[Stored records]
■ ■ ■ ■ ■

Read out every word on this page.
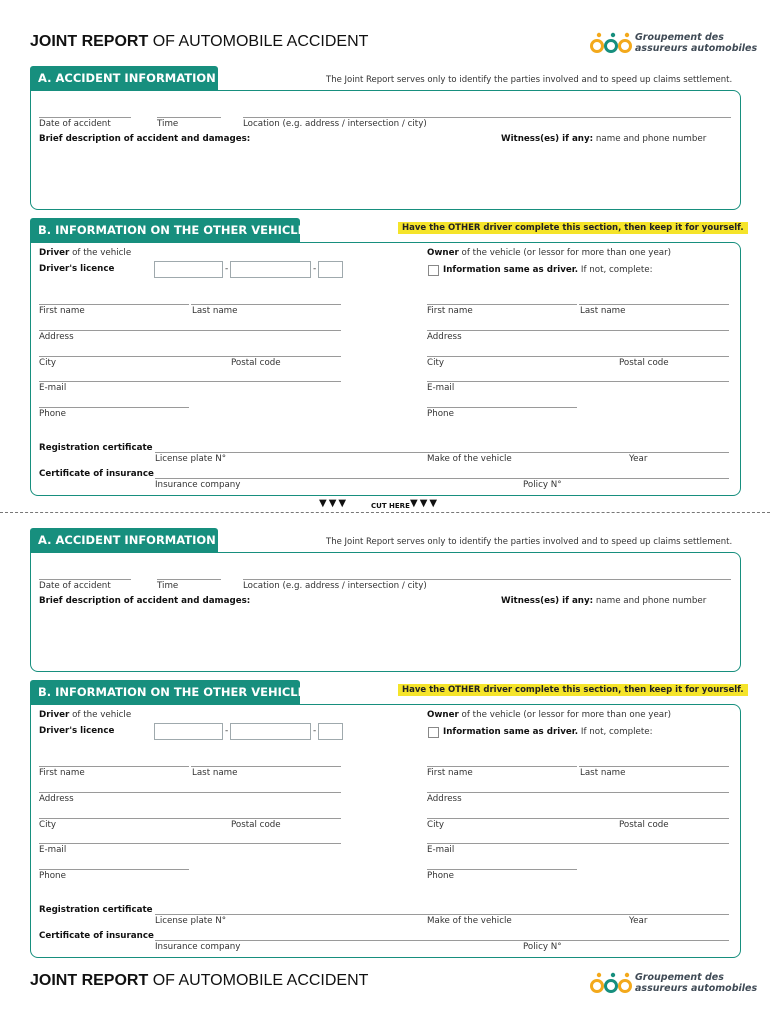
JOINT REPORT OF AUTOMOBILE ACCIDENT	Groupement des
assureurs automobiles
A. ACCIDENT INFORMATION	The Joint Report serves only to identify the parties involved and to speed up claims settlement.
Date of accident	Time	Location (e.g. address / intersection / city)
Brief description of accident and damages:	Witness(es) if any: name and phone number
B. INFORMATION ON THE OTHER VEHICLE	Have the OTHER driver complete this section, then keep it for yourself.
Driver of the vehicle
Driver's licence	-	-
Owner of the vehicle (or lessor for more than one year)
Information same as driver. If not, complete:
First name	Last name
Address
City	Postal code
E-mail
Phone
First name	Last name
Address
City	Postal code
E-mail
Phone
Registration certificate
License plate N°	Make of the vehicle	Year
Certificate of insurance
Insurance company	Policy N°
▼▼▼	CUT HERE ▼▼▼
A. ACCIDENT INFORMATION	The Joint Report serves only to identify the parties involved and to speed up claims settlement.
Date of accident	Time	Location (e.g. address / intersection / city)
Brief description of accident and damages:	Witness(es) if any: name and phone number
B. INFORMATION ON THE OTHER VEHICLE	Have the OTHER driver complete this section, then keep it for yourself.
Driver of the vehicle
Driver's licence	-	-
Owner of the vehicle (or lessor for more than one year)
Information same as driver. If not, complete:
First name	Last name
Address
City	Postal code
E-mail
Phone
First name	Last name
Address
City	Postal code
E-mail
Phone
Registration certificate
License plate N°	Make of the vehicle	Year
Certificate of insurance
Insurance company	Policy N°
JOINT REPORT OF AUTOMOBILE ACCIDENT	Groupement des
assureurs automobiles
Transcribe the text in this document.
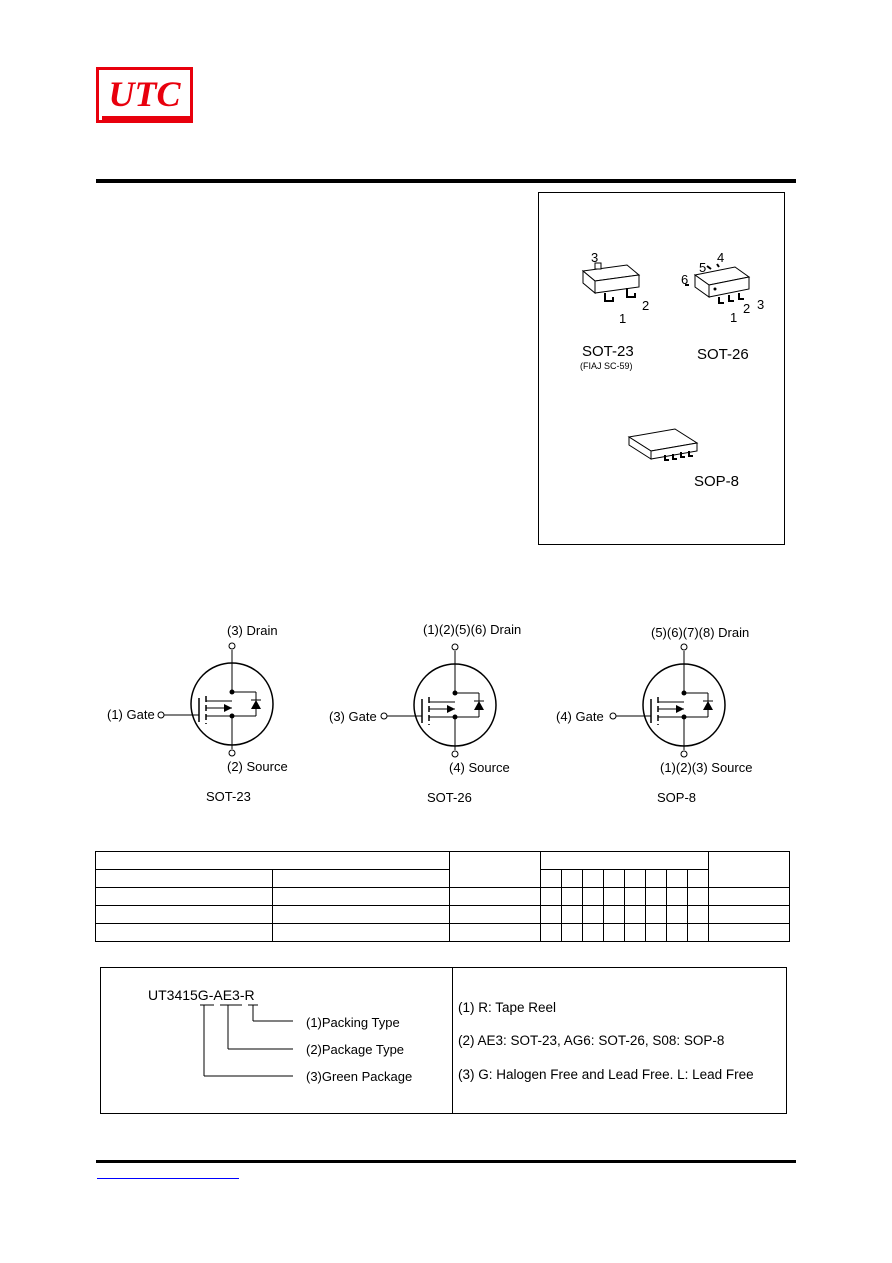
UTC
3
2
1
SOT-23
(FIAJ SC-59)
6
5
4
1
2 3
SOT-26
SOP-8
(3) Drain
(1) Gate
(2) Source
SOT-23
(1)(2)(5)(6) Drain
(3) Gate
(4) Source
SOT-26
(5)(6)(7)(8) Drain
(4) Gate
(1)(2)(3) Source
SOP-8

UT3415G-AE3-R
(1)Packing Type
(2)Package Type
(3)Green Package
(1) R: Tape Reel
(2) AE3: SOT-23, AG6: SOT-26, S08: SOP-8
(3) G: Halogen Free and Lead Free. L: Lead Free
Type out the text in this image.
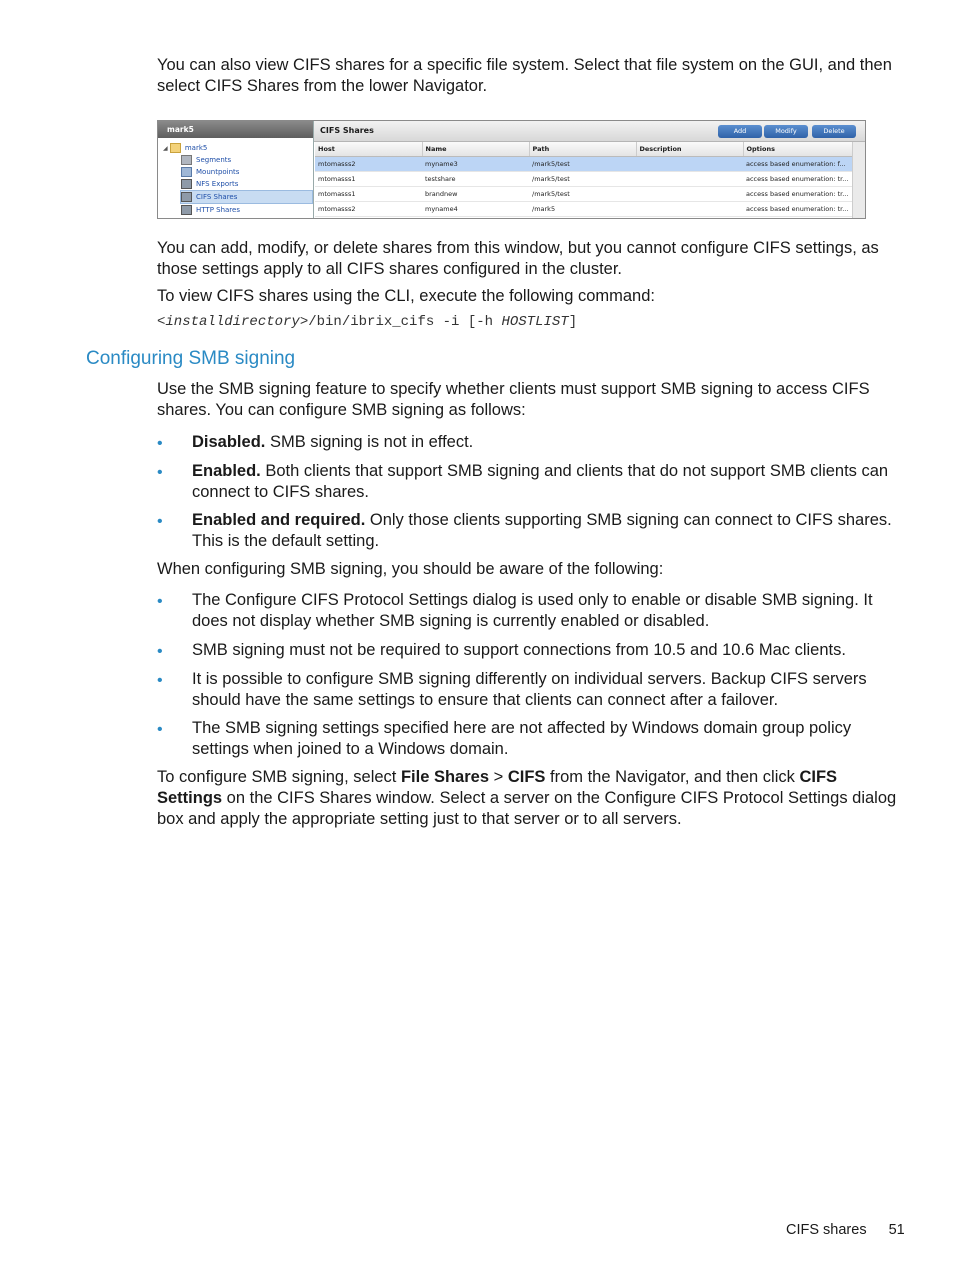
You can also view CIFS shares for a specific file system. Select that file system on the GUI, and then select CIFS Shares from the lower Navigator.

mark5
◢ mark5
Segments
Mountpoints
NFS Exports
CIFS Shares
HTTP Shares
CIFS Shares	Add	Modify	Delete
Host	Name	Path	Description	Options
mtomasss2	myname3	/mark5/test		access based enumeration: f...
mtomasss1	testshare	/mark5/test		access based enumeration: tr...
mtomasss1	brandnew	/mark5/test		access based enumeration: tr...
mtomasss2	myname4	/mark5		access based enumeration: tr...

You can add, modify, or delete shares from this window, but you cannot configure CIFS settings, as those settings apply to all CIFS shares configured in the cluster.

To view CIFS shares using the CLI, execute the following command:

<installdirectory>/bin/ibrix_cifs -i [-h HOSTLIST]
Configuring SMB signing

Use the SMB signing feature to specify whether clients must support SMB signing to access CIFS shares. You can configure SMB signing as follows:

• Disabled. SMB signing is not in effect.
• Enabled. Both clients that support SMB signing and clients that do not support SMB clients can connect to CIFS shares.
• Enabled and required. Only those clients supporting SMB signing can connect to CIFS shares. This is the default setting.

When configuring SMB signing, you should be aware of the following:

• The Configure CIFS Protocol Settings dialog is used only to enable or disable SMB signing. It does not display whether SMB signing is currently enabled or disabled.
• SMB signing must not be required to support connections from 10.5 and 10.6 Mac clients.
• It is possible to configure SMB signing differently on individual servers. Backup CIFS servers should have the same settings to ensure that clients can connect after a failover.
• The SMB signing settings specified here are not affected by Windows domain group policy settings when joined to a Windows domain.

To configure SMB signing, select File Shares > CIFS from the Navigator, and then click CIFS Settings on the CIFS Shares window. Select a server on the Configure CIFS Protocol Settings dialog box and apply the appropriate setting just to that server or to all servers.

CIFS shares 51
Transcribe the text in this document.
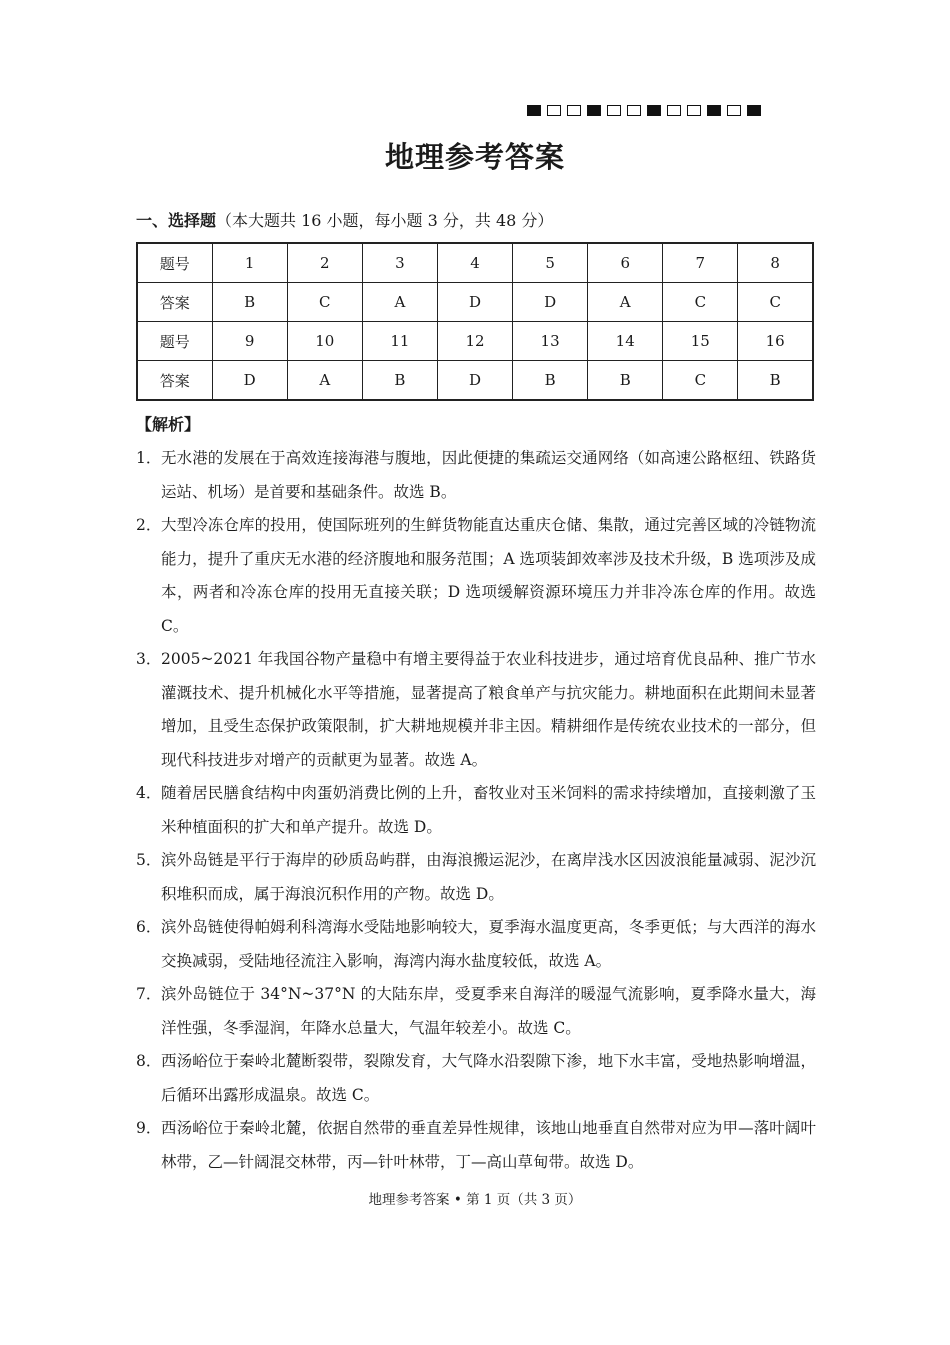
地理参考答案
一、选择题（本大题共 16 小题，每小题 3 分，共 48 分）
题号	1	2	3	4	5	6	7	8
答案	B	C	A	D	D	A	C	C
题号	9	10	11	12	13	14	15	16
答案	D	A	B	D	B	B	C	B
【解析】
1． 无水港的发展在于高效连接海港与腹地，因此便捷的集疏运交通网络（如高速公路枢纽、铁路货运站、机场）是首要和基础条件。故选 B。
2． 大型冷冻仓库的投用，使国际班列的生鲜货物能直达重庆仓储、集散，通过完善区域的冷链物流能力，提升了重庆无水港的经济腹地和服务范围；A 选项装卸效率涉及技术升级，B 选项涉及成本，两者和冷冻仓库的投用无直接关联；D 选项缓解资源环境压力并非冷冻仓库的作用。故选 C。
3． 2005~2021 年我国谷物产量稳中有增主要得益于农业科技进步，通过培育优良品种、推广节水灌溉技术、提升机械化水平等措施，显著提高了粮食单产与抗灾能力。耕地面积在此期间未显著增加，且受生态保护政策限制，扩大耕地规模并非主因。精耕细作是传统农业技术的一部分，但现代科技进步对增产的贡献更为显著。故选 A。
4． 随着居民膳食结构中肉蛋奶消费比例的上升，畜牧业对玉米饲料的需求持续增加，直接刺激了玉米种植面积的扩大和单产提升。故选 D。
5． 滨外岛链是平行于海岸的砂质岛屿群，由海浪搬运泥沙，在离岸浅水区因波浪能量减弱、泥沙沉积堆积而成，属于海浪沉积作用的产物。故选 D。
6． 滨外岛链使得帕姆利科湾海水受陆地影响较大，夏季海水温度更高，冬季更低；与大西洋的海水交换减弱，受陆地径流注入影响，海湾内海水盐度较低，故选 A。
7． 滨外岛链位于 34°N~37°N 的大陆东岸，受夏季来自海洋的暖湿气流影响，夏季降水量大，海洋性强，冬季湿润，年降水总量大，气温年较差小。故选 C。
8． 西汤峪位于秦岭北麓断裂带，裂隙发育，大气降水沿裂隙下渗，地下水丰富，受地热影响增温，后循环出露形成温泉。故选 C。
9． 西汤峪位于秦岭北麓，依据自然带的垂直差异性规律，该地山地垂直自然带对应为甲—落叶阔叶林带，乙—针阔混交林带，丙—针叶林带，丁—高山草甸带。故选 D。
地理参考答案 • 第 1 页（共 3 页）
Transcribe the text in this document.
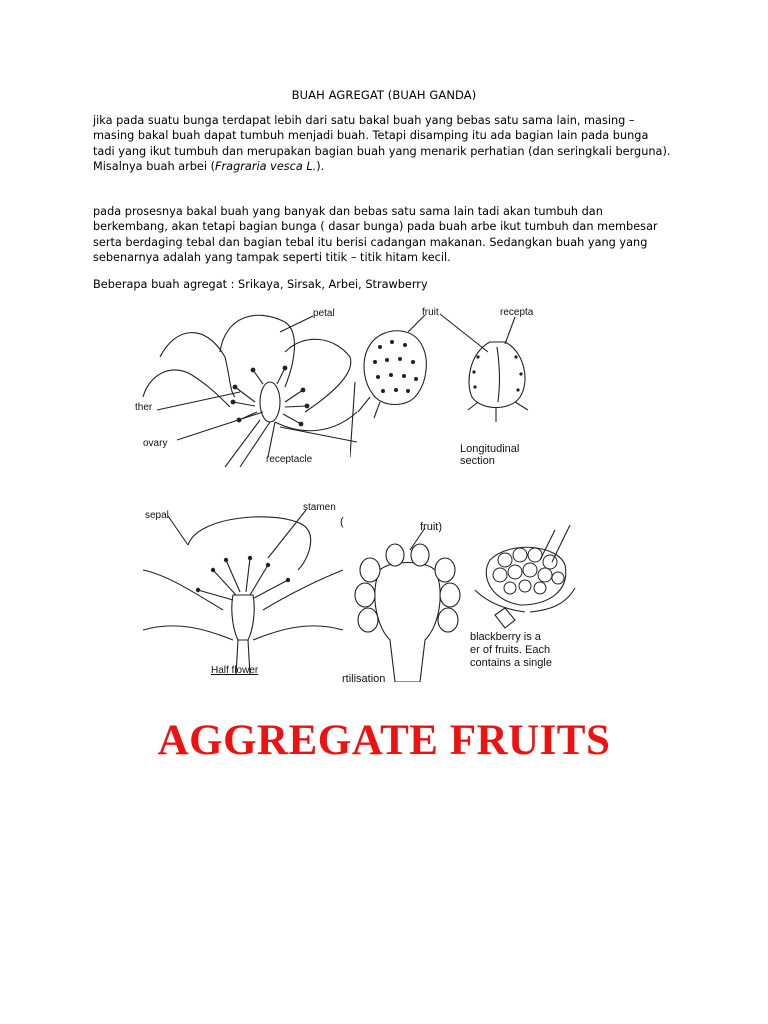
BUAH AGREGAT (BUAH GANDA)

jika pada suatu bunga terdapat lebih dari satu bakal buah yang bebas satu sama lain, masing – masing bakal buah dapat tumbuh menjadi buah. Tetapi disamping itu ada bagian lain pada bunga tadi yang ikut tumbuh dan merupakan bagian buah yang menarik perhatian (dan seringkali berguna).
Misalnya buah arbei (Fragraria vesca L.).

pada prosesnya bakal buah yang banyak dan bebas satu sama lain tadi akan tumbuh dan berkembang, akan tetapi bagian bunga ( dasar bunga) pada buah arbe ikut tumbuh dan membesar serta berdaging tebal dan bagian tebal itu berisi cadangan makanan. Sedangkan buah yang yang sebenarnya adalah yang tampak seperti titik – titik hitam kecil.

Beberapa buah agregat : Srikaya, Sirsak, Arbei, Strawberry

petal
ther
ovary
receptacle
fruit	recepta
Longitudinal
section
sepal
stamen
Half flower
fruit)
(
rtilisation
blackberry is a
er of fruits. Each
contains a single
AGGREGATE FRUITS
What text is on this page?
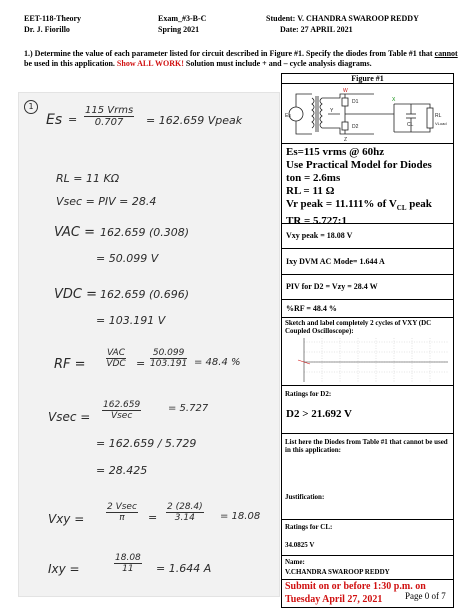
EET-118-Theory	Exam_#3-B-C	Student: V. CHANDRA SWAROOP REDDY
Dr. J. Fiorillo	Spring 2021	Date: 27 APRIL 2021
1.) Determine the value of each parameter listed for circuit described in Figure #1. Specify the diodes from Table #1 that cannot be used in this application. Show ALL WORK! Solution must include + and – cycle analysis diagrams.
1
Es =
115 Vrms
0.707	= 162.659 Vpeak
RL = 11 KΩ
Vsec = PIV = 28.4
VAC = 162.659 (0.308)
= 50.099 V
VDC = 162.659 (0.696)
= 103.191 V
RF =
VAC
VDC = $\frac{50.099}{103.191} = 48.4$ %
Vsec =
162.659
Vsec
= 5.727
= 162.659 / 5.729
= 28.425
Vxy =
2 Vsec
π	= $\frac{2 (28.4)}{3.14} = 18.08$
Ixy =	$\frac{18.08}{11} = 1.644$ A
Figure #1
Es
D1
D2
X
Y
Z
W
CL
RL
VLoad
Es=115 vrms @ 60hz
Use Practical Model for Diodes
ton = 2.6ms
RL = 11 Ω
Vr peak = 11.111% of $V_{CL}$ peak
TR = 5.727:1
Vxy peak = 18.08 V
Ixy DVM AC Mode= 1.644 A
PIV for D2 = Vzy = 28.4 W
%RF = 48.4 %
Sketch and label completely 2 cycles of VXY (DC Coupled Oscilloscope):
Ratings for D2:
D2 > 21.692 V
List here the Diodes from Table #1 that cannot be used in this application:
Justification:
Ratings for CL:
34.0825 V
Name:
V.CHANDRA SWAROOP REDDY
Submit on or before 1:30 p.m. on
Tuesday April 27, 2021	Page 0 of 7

■ ■ ■ ■ ■

Request: Extract, from the material above, each line holding the word "should".

Final result:
When configuring SMB signing, you should be aware of the following:
• It is possible to configure SMB signing differently on individual servers. Backup CIFS servers should have the same settings to ensure that clients can connect after a failover.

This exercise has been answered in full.